Work through the data line by line, gathering every line that has the word "name".

'''

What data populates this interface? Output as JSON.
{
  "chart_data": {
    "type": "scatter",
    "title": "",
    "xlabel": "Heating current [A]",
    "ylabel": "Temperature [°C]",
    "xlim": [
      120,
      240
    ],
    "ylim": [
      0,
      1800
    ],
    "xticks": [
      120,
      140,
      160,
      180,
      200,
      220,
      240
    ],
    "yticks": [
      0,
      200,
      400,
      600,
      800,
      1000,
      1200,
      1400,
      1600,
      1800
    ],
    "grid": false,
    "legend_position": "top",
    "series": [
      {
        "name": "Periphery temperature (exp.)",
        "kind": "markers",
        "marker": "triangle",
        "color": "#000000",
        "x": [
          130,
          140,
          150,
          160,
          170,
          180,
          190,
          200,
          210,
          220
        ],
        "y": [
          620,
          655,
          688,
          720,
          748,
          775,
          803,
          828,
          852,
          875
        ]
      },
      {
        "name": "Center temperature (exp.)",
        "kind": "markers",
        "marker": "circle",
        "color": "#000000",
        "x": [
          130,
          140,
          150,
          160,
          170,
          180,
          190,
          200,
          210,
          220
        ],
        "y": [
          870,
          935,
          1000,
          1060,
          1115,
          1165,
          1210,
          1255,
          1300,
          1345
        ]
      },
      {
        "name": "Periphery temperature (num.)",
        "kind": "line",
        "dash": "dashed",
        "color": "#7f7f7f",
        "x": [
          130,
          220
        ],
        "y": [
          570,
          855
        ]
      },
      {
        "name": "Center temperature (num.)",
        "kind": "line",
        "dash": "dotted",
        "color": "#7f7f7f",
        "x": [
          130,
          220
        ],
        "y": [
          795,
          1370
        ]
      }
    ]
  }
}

'''

• [SOLVED EXERCISE]
        "name": "Periphery temperature (exp.)",
        "name": "Center temperature (exp.)",
        "name": "Periphery temperature (num.)",
        "name": "Center temperature (num.)",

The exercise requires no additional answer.